# start of PROVIDED RECORDS

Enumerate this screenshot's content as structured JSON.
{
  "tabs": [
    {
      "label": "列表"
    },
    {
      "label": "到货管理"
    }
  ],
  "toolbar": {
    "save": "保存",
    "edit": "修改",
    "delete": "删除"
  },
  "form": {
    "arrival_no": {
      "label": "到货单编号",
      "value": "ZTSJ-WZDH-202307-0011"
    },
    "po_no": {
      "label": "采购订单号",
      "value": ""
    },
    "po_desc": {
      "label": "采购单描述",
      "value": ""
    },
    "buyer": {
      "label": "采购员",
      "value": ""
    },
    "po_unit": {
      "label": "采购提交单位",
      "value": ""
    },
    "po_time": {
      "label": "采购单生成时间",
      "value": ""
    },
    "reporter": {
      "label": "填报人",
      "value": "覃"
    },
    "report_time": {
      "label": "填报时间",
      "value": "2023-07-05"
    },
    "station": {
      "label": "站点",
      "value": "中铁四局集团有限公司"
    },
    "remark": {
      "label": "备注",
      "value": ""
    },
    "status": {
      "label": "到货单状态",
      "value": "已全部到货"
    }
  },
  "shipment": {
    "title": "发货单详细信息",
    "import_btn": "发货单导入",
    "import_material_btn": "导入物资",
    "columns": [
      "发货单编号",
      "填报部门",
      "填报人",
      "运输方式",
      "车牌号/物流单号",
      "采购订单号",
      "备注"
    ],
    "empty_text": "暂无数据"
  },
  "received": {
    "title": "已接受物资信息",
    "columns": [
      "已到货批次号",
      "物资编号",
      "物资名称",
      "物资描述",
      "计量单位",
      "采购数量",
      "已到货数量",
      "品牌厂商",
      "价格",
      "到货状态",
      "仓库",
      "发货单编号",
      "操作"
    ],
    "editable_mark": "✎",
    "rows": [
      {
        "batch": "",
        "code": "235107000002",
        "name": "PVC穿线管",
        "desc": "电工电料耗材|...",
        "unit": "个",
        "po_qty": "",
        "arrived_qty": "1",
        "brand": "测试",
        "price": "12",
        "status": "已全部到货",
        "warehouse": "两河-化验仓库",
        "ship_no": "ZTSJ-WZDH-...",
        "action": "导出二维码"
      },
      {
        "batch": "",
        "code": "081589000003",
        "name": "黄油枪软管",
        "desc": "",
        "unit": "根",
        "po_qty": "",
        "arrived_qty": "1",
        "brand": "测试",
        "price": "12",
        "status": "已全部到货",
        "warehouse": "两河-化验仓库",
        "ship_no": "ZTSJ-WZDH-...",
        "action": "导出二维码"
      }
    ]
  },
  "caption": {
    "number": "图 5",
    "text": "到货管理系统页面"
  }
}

# end of PROVIDED RECORDS

§ SET TASK
Track down every line holding the string "code" and copy it.

§ SOLVED PROBLEM
        "code": "235107000002",
        "code": "081589000003",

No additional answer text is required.